*EXERCISE*
Please give the count of lines holding the string "Ženski" and nothing besides.

*Items from a data source*
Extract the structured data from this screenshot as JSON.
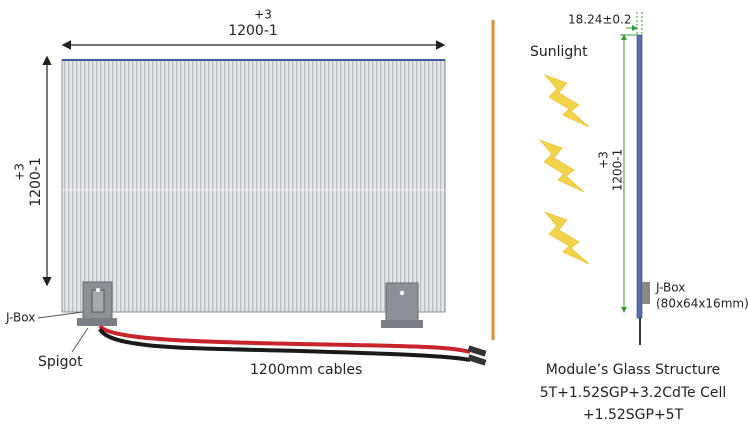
{
  "front_view": {
    "width_dimension": {
      "tolerance": "+3",
      "value": "1200-1"
    },
    "height_dimension": {
      "tolerance": "+3",
      "value": "1200-1"
    },
    "labels": {
      "j_box": "J-Box",
      "spigot": "Spigot",
      "cables": "1200mm cables"
    }
  },
  "side_view": {
    "sunlight": "Sunlight",
    "thickness": "18.24±0.2",
    "height_dimension": {
      "tolerance": "+3",
      "value": "1200-1"
    },
    "j_box": {
      "label": "J-Box",
      "size": "(80x64x16mm)"
    },
    "glass_structure": {
      "title": "Module’s Glass Structure",
      "lines": [
        "5T+1.52SGP+3.2CdTe Cell",
        "+1.52SGP+5T"
      ]
    }
  }
}
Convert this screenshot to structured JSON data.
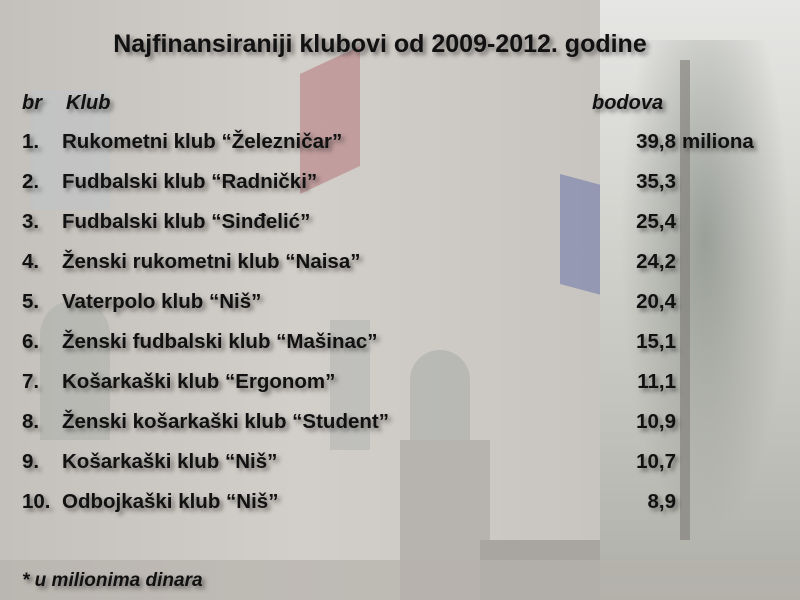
{
  "title": "Najfinansiraniji klubovi od 2009-2012. godine",
  "header": {
    "br": "br",
    "klub": "Klub",
    "bodova": "bodova"
  },
  "rows": [
    {
      "num": "1.",
      "name": "Rukometni klub “Železničar”",
      "value": "39,8",
      "unit": "miliona"
    },
    {
      "num": "2.",
      "name": "Fudbalski klub “Radnički”",
      "value": "35,3"
    },
    {
      "num": "3.",
      "name": "Fudbalski klub “Sinđelić”",
      "value": "25,4"
    },
    {
      "num": "4.",
      "name": "Ženski rukometni klub “Naisa”",
      "value": "24,2"
    },
    {
      "num": "5.",
      "name": "Vaterpolo klub “Niš”",
      "value": "20,4"
    },
    {
      "num": "6.",
      "name": "Ženski fudbalski klub “Mašinac”",
      "value": "15,1"
    },
    {
      "num": "7.",
      "name": "Košarkaški klub “Ergonom”",
      "value": "11,1"
    },
    {
      "num": "8.",
      "name": "Ženski košarkaški klub “Student”",
      "value": "10,9"
    },
    {
      "num": "9.",
      "name": "Košarkaški klub “Niš”",
      "value": "10,7"
    },
    {
      "num": "10.",
      "name": "Odbojkaški klub “Niš”",
      "value": "8,9"
    }
  ],
  "footnote": "* u milionima dinara",
  "colors": {
    "text": "#111111",
    "background_photo": "faded building facade with flags"
  }
}
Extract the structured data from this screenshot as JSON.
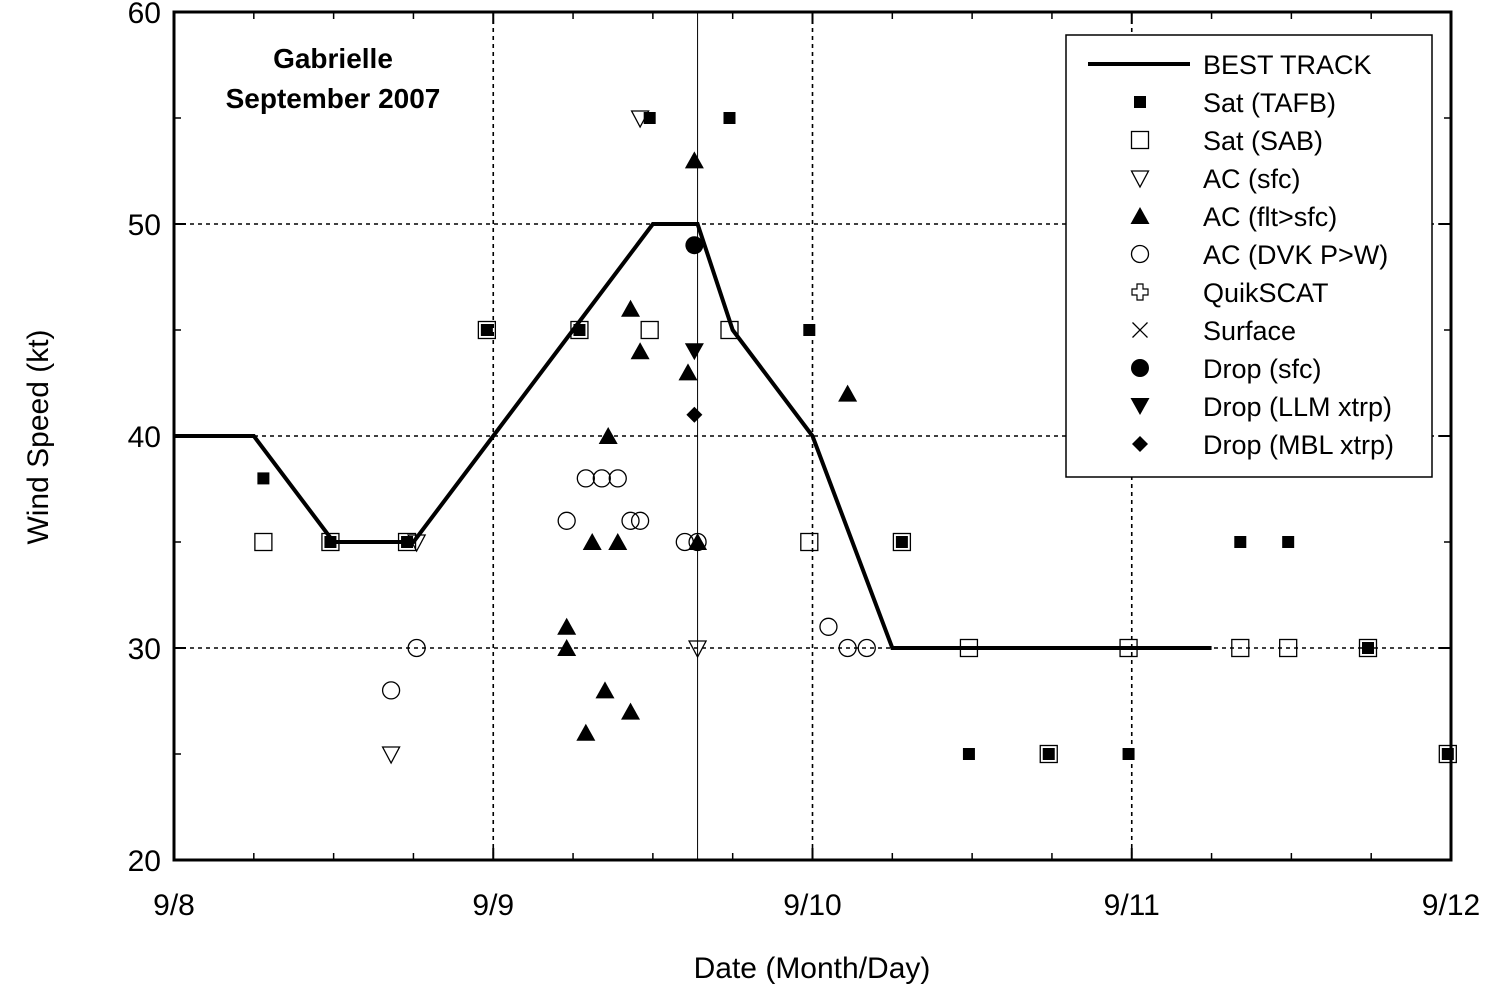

*WRITTEN SOLUTION*
3